Stored items from a collection:
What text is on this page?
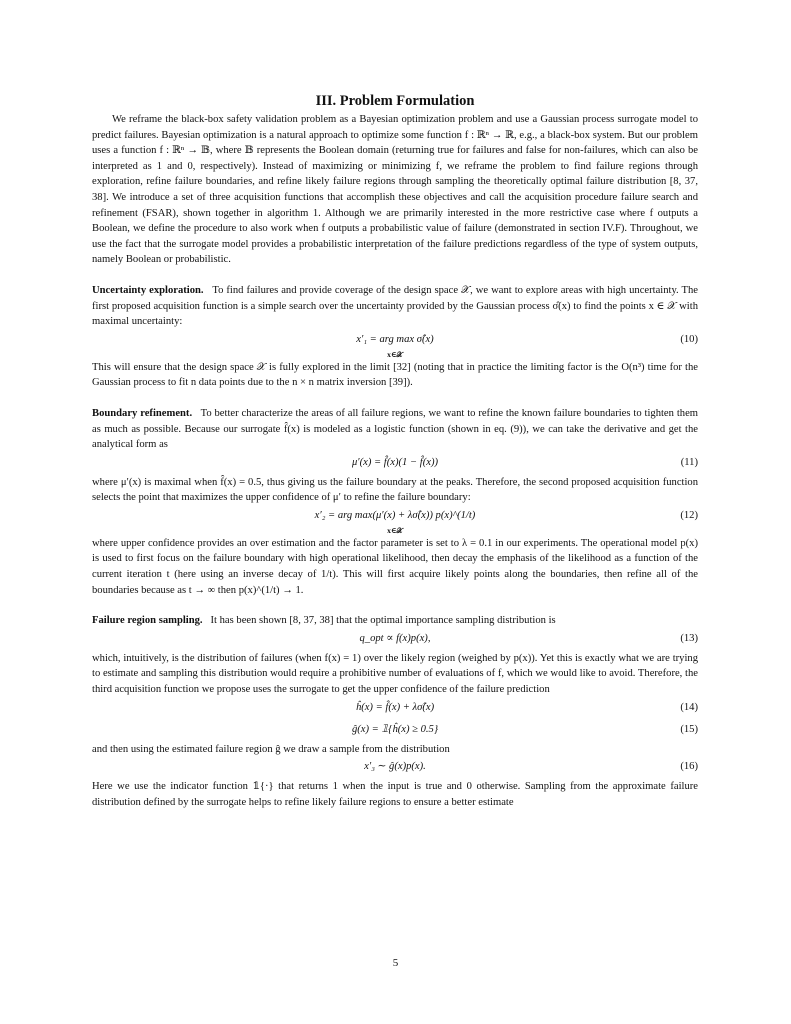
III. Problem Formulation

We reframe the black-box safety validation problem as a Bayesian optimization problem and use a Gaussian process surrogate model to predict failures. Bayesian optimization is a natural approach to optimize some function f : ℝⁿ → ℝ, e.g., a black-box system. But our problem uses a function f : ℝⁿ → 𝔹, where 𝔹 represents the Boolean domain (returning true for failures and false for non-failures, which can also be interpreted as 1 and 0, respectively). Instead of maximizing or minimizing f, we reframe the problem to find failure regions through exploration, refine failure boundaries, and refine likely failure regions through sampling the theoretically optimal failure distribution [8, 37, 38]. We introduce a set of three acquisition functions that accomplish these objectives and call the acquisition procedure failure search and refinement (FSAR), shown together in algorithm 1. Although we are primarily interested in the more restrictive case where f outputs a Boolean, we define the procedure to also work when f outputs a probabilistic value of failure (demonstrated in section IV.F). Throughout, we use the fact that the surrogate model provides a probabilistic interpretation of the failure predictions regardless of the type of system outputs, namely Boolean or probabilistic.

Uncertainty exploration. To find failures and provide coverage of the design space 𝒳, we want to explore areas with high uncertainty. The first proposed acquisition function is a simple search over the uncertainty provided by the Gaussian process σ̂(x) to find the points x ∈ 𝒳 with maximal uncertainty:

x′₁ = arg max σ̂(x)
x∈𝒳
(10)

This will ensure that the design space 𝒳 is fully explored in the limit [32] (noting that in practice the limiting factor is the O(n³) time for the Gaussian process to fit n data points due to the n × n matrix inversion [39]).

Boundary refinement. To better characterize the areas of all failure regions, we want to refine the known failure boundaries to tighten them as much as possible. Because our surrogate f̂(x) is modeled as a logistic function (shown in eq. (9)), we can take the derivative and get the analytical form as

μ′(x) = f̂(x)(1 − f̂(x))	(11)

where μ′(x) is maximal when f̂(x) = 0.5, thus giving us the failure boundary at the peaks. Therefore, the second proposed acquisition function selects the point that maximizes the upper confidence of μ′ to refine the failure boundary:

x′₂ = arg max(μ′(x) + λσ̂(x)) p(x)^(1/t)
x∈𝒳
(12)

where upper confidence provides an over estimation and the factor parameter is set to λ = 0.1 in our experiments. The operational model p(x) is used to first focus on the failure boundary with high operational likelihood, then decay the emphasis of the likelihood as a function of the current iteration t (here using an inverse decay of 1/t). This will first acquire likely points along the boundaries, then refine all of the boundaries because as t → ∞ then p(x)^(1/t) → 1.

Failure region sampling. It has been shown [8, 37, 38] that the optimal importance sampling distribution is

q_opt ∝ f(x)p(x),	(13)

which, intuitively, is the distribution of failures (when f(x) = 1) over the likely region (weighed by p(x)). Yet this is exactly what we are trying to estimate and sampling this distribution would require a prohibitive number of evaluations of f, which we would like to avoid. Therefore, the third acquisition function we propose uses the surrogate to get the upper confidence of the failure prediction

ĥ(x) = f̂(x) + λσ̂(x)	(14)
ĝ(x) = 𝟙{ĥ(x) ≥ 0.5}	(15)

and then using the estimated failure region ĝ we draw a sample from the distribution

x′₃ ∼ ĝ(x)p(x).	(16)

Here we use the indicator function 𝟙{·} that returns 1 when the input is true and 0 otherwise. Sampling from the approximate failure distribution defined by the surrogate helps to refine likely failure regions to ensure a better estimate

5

...

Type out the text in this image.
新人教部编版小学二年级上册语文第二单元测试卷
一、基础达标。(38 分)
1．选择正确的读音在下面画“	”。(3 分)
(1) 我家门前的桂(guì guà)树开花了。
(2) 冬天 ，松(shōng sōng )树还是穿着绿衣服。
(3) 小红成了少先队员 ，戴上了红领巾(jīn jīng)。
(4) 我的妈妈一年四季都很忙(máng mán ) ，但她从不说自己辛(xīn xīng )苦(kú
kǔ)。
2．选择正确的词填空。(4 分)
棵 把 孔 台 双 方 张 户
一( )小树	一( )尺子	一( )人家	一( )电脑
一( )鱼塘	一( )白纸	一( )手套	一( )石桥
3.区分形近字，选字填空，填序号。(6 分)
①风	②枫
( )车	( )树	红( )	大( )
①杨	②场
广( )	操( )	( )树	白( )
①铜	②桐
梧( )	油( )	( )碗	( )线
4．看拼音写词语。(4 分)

PROBLEM DETAILS
What is the number of lines in the data holding the word "better"? Reply with that number only.

OUTPUT OF THE TASK
2